§ Task brief
Your task is to copy every line of the records below that contains "Reference".

— BEGIN Stored records —

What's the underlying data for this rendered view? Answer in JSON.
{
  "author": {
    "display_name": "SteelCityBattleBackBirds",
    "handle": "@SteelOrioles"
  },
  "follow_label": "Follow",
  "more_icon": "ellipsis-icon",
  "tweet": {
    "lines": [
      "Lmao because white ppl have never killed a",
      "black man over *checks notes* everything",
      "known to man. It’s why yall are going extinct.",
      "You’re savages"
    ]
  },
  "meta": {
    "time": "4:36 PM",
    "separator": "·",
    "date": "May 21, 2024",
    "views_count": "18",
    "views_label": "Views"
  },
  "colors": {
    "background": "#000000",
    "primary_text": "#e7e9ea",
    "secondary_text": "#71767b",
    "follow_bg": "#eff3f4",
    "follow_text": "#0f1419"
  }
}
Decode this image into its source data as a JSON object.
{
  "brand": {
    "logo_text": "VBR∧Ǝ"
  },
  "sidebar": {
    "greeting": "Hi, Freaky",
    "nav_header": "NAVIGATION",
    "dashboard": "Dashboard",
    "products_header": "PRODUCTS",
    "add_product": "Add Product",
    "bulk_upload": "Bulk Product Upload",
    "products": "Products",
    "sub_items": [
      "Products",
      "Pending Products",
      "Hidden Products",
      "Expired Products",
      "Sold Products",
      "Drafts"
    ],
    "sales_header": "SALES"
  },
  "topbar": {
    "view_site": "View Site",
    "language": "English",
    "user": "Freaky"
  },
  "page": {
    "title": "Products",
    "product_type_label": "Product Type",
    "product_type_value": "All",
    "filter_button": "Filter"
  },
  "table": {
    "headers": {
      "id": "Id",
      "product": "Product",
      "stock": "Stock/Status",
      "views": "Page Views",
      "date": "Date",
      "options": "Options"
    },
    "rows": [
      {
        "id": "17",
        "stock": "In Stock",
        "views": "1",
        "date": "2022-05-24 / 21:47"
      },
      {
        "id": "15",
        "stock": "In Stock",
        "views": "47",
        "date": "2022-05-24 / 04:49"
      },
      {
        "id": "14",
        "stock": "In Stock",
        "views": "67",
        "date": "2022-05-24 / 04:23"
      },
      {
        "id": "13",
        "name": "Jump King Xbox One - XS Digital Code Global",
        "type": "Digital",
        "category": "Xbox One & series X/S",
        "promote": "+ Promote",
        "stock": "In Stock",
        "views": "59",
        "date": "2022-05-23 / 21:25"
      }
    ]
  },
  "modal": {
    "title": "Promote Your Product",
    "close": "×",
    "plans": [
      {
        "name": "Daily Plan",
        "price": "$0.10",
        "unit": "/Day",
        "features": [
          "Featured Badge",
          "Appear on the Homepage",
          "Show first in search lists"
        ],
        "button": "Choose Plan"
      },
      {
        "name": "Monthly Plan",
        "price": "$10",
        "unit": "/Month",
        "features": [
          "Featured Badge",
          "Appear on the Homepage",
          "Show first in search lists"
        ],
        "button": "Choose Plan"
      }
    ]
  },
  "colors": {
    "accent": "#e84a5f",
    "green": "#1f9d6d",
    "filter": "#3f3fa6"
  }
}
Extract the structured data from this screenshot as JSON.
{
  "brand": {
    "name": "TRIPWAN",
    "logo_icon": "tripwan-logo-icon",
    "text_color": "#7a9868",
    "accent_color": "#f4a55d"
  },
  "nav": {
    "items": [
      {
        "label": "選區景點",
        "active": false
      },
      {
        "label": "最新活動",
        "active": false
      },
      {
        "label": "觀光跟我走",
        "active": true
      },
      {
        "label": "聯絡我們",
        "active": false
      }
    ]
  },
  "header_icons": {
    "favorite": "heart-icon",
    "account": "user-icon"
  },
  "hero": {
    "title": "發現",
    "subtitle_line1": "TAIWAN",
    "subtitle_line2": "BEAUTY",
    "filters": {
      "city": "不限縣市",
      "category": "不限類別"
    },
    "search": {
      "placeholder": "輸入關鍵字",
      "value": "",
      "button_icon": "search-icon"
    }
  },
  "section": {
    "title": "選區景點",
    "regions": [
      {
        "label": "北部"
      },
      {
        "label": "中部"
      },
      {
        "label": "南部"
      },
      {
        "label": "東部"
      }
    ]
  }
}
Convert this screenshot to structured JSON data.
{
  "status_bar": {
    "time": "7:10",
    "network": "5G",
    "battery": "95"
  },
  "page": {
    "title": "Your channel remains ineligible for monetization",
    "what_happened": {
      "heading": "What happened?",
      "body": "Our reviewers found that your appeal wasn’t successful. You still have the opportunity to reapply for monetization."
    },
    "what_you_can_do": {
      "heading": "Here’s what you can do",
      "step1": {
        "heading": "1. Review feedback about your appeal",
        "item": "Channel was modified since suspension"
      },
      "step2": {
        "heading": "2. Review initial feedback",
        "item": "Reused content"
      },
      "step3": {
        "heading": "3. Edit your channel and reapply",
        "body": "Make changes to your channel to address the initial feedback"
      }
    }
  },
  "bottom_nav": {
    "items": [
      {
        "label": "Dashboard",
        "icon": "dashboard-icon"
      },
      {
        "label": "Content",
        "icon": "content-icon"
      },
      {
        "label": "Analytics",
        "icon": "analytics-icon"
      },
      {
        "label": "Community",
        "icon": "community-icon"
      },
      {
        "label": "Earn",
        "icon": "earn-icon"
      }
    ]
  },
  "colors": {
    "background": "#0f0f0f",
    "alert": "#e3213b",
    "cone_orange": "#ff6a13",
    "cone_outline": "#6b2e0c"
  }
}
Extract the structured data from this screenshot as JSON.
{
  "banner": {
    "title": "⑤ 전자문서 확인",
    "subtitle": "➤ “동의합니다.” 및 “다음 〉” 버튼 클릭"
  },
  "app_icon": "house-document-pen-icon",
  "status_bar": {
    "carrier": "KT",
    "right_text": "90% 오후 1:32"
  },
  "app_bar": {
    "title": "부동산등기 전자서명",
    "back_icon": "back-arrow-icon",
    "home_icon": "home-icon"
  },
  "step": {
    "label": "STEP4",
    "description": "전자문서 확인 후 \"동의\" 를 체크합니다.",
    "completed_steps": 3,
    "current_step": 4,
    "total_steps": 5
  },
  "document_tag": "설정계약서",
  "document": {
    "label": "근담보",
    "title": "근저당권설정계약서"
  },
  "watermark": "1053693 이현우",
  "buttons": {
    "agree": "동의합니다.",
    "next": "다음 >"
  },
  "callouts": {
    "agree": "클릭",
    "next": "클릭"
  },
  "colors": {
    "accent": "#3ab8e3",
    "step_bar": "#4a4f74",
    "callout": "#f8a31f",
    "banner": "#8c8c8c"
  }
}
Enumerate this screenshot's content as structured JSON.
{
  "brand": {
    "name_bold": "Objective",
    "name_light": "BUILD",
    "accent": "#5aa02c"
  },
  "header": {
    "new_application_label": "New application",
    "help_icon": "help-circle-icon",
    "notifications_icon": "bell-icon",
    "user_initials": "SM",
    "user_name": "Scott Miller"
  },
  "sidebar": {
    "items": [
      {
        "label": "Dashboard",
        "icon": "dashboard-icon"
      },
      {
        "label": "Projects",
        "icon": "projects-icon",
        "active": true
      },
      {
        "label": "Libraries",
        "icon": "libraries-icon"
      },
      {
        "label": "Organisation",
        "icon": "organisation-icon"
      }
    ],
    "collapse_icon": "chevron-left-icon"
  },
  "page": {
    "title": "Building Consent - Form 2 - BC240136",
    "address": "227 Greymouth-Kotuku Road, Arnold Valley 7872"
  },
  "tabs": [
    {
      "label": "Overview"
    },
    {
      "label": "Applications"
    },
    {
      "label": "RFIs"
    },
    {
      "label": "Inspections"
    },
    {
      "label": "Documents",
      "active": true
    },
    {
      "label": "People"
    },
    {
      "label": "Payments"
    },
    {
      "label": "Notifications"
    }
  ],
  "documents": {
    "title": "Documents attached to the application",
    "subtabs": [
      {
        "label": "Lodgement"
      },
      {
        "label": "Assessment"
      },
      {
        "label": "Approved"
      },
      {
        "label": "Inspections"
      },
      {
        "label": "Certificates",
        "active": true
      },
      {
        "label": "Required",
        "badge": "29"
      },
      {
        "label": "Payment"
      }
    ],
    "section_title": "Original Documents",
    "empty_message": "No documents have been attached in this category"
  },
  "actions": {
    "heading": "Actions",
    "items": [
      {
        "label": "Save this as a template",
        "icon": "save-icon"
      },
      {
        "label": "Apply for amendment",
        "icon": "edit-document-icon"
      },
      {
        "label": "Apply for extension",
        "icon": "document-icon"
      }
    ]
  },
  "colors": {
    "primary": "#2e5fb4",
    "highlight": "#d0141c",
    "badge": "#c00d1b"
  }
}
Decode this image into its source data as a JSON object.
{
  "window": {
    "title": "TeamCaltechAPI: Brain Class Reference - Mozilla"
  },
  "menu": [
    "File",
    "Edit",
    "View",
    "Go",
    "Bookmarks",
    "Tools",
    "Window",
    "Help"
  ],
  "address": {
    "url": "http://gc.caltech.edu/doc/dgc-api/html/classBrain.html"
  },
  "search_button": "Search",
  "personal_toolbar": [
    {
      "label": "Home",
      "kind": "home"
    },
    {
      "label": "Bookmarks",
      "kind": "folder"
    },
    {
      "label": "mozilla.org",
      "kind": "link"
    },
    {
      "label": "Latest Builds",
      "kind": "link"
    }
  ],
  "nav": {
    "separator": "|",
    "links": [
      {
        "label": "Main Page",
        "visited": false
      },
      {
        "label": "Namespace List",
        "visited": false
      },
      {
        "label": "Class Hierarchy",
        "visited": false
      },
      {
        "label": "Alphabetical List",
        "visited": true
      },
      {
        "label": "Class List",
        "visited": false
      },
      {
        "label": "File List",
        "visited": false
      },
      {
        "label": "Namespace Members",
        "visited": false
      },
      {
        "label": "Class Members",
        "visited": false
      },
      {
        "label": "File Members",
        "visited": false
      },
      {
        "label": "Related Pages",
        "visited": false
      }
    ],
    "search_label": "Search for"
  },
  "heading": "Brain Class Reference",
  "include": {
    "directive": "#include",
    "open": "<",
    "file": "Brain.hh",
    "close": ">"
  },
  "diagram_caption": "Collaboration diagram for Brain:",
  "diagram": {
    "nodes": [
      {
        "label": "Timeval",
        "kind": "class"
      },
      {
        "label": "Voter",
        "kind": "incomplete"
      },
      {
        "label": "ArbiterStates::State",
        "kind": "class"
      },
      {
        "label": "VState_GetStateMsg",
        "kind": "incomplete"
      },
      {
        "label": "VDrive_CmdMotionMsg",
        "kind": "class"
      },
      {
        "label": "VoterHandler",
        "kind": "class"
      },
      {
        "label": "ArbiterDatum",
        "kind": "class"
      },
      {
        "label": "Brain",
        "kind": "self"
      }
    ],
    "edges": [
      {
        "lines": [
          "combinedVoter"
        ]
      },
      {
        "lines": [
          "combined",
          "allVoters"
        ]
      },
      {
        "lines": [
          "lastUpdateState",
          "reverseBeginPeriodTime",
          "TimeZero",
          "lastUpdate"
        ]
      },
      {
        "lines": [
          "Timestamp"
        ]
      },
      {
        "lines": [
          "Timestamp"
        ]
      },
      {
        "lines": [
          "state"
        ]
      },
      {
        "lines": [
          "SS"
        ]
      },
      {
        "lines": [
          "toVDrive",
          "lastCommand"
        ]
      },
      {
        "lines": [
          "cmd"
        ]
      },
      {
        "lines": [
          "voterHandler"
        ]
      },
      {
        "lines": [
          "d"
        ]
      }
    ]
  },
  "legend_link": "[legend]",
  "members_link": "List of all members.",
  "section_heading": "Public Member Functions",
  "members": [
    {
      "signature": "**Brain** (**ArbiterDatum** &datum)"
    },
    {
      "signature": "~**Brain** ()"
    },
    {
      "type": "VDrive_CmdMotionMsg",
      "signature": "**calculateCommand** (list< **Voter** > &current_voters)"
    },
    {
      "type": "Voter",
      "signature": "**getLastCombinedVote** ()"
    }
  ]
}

— END Stored records —

§ Answer to the exercise
    "title": "TeamCaltechAPI: Brain Class Reference - Mozilla"
  "heading": "Brain Class Reference",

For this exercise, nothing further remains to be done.